Exercise prompt
The lines to be copied run from the one containing "Give me the" to the end of the material below; reproduce them exactly, including both ends, and nothing more.

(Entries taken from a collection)
"""

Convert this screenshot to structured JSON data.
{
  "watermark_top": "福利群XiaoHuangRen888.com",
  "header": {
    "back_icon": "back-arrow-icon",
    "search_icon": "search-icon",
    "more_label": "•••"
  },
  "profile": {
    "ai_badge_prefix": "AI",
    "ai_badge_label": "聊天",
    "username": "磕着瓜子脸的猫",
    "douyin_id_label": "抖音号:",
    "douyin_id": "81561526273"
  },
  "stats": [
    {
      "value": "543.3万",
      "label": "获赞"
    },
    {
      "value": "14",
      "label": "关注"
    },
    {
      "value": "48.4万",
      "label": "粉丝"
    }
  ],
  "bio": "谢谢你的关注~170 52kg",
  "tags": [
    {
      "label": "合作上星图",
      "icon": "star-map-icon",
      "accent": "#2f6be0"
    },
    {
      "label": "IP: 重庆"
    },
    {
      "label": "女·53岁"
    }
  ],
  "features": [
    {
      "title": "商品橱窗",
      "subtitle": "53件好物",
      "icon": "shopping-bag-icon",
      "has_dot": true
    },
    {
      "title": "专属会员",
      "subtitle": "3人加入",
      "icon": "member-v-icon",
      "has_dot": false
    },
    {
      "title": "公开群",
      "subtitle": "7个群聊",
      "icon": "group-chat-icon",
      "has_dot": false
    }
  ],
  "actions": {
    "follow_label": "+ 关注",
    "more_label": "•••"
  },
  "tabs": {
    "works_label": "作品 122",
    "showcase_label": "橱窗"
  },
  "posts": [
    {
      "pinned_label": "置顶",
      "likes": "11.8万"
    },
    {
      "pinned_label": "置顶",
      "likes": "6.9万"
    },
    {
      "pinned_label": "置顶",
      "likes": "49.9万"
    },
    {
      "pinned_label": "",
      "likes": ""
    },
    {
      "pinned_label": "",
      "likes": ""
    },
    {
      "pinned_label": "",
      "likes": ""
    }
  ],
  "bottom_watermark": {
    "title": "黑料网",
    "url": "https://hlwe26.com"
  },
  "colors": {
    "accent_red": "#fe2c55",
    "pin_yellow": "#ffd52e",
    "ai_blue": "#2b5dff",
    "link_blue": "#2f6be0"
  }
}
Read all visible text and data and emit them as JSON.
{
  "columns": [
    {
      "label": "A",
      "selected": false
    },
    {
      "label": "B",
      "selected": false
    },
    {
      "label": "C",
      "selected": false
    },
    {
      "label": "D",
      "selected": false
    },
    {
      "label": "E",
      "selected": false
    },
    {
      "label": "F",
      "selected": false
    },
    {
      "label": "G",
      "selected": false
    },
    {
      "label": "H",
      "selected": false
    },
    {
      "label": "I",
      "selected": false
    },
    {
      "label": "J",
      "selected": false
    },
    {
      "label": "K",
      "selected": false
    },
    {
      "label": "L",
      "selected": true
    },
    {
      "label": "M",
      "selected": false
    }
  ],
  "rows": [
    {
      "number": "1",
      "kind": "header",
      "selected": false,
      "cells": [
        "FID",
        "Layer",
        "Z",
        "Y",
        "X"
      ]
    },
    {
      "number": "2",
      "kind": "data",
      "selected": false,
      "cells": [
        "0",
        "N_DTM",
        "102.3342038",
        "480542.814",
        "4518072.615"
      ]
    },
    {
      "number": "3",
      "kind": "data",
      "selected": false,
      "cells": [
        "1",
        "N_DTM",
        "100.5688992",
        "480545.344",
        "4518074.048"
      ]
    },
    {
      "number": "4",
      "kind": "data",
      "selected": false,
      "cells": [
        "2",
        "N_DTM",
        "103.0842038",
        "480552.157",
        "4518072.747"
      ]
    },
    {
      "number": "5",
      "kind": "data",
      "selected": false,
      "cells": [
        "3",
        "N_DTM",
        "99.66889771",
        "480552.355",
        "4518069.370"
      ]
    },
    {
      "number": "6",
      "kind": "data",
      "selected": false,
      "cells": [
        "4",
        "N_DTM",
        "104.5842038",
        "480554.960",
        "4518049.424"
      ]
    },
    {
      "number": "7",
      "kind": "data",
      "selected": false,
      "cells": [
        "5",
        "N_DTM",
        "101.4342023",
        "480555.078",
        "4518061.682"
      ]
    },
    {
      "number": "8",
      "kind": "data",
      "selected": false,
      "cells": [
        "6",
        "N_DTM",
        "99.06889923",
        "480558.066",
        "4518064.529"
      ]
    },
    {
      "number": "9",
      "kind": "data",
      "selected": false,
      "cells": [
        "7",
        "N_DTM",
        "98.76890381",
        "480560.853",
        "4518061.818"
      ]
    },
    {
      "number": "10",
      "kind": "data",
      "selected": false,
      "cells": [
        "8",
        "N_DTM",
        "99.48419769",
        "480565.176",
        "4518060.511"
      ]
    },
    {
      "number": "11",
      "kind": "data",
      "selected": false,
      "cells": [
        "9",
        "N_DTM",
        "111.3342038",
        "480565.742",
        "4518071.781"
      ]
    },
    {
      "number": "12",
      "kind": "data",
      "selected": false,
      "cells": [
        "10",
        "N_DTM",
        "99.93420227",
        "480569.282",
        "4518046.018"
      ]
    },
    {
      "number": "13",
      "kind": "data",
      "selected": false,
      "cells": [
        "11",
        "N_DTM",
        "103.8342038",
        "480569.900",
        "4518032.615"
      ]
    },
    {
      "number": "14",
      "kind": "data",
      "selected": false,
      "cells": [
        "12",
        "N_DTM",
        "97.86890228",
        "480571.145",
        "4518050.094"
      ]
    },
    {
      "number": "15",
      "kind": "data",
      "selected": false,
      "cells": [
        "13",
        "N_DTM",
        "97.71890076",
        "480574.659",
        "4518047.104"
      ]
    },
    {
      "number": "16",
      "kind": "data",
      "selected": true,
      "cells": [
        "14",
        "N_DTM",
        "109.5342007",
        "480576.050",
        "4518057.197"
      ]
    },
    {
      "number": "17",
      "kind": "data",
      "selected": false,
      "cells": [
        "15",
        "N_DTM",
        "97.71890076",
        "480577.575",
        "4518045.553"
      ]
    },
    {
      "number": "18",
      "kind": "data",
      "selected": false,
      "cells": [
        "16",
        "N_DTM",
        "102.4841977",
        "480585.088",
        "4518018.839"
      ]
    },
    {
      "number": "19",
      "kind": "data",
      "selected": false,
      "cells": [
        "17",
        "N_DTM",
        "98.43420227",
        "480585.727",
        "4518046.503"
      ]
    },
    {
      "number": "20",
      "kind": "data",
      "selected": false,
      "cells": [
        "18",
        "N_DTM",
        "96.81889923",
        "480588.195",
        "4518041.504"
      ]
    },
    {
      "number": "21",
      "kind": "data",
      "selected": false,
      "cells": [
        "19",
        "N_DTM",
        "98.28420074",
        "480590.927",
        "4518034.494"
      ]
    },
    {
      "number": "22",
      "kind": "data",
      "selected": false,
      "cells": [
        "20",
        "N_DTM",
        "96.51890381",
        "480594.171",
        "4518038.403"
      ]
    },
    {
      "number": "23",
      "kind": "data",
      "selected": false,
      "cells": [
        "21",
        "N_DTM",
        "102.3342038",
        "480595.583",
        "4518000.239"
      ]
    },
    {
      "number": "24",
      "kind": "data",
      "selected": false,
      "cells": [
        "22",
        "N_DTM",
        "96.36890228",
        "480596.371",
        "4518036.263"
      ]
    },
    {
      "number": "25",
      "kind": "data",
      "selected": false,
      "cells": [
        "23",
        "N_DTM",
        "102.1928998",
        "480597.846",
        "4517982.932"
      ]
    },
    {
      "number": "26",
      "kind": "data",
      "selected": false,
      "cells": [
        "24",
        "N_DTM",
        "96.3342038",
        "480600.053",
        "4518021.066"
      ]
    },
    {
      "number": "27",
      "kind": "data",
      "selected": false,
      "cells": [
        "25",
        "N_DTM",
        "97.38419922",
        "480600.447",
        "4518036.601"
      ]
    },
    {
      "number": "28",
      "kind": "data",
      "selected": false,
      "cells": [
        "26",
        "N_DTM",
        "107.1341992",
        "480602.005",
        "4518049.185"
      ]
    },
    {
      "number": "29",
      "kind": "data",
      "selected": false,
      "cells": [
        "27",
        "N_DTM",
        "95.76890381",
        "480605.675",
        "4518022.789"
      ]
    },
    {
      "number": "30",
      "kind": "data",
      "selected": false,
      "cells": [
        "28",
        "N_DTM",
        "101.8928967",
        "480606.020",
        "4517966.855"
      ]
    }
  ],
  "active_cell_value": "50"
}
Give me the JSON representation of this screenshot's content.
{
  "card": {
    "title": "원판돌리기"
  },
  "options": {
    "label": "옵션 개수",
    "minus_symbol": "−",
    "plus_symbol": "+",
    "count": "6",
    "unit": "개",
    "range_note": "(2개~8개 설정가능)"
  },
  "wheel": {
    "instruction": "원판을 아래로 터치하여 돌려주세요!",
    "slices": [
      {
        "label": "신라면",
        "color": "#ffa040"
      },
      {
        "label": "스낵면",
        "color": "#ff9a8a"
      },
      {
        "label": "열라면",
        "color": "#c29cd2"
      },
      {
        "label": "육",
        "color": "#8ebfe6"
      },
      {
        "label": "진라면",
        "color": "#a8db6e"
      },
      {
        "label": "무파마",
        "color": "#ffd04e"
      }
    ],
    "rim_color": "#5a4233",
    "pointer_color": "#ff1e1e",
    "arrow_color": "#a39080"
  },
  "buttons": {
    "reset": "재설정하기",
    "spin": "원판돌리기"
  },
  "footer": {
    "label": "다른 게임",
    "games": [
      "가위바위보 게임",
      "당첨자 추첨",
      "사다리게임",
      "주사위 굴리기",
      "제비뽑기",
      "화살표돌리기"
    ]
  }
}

"""

Output
Give me the JSON representation of this screenshot's content.
{
  "card": {
    "title": "원판돌리기"
  },
  "options": {
    "label": "옵션 개수",
    "minus_symbol": "−",
    "plus_symbol": "+",
    "count": "6",
    "unit": "개",
    "range_note": "(2개~8개 설정가능)"
  },
  "wheel": {
    "instruction": "원판을 아래로 터치하여 돌려주세요!",
    "slices": [
      {
        "label": "신라면",
        "color": "#ffa040"
      },
      {
        "label": "스낵면",
        "color": "#ff9a8a"
      },
      {
        "label": "열라면",
        "color": "#c29cd2"
      },
      {
        "label": "육",
        "color": "#8ebfe6"
      },
      {
        "label": "진라면",
        "color": "#a8db6e"
      },
      {
        "label": "무파마",
        "color": "#ffd04e"
      }
    ],
    "rim_color": "#5a4233",
    "pointer_color": "#ff1e1e",
    "arrow_color": "#a39080"
  },
  "buttons": {
    "reset": "재설정하기",
    "spin": "원판돌리기"
  },
  "footer": {
    "label": "다른 게임",
    "games": [
      "가위바위보 게임",
      "당첨자 추첨",
      "사다리게임",
      "주사위 굴리기",
      "제비뽑기",
      "화살표돌리기"
    ]
  }
}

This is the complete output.